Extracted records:
____

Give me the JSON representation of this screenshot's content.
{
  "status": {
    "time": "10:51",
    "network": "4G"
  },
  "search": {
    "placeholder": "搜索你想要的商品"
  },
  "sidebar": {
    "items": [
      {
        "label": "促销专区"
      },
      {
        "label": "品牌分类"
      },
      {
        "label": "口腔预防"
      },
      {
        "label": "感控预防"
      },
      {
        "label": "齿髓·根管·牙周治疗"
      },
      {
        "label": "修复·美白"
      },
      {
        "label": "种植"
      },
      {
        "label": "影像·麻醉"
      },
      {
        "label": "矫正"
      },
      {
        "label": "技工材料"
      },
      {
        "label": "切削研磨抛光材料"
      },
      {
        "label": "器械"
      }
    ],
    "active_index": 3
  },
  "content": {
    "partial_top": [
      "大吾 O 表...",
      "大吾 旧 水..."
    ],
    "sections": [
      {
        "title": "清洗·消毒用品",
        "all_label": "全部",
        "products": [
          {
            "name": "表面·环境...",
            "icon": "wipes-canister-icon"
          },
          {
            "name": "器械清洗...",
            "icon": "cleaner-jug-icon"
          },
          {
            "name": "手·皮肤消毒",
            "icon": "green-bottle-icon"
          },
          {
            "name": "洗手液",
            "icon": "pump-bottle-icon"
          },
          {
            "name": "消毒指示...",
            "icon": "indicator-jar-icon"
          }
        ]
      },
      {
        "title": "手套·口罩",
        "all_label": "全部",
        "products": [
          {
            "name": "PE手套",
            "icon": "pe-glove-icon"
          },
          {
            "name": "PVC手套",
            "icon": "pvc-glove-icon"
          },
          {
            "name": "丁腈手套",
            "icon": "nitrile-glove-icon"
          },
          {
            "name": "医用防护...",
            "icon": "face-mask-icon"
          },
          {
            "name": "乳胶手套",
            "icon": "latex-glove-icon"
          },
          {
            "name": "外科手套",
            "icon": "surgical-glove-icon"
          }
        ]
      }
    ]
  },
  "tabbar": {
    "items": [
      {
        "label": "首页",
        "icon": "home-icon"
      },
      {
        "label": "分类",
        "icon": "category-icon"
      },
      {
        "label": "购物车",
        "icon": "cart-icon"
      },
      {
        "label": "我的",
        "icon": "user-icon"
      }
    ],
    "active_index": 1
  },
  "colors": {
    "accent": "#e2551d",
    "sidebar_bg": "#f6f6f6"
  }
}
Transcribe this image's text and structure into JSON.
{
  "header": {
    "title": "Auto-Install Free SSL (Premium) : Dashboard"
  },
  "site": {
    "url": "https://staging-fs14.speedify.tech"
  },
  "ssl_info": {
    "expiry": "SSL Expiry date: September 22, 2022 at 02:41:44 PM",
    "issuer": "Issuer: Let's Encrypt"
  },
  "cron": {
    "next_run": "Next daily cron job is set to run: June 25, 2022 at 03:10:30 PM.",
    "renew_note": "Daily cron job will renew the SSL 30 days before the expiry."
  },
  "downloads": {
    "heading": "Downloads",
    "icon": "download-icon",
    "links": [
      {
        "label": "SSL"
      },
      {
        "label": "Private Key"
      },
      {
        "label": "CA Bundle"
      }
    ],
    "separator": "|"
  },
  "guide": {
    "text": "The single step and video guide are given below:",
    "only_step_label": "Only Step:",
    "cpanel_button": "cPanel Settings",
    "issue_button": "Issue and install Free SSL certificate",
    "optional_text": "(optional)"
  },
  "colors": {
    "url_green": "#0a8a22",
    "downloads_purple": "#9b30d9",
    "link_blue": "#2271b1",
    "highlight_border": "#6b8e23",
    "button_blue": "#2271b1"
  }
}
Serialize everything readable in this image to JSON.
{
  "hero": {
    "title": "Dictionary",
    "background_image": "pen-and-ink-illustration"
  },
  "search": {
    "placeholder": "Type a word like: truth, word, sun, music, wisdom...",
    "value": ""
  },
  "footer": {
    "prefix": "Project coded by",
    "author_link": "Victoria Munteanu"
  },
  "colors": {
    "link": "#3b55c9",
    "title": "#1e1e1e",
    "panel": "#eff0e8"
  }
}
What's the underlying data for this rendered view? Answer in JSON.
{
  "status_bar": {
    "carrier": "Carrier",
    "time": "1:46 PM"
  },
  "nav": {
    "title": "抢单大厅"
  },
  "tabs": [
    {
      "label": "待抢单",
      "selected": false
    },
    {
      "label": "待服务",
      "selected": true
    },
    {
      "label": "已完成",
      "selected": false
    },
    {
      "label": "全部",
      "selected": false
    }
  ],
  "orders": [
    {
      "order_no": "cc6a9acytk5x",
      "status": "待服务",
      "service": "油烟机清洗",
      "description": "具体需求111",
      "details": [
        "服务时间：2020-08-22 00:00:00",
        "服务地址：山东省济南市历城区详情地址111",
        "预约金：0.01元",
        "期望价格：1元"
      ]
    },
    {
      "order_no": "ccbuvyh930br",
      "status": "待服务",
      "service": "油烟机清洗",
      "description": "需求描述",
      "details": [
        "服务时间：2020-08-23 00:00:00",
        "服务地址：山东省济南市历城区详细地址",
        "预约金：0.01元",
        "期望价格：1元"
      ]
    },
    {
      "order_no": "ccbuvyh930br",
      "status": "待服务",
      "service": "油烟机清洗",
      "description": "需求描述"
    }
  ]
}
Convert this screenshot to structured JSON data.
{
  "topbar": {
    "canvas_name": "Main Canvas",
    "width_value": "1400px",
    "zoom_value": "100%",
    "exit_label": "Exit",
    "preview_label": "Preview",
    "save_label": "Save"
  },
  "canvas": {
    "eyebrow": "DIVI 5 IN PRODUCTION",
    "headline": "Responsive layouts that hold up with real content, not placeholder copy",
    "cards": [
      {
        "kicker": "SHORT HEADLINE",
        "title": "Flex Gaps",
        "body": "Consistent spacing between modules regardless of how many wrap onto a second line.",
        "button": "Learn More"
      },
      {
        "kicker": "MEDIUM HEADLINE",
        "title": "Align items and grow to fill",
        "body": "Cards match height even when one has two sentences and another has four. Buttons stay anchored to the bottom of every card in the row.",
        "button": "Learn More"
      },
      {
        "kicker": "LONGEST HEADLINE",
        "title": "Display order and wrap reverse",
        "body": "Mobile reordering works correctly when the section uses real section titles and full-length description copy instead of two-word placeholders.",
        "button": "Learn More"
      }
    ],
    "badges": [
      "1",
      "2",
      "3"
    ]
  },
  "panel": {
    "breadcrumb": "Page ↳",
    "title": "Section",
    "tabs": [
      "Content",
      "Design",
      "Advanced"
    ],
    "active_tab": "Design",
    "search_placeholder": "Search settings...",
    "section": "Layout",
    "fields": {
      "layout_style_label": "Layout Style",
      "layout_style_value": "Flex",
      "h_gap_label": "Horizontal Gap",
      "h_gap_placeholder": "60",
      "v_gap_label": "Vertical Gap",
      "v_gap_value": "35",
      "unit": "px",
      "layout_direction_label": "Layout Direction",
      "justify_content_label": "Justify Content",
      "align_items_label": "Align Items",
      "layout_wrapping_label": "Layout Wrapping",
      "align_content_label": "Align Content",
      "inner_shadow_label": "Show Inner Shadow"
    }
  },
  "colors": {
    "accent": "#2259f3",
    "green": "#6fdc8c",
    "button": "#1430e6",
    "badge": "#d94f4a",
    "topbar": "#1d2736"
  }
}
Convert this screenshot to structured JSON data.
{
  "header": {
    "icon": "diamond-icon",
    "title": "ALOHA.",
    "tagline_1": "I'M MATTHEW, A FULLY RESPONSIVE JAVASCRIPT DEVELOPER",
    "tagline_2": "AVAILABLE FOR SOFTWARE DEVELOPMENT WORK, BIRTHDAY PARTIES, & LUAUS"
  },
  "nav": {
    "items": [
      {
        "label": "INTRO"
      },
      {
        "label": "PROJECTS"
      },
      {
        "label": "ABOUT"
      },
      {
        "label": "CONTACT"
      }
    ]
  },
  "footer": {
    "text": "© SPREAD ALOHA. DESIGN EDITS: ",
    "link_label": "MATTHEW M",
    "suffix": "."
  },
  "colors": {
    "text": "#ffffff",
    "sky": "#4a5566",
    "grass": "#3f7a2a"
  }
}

____

_Your task_
Go through the records. Copy each line where "when" appears.

_Reply to the exercise_
        "body": "Cards match height even when one has two sentences and another has four. Buttons stay anchored to the bottom of every card in the row.",
        "body": "Mobile reordering works correctly when the section uses real section titles and full-length description copy instead of two-word placeholders.",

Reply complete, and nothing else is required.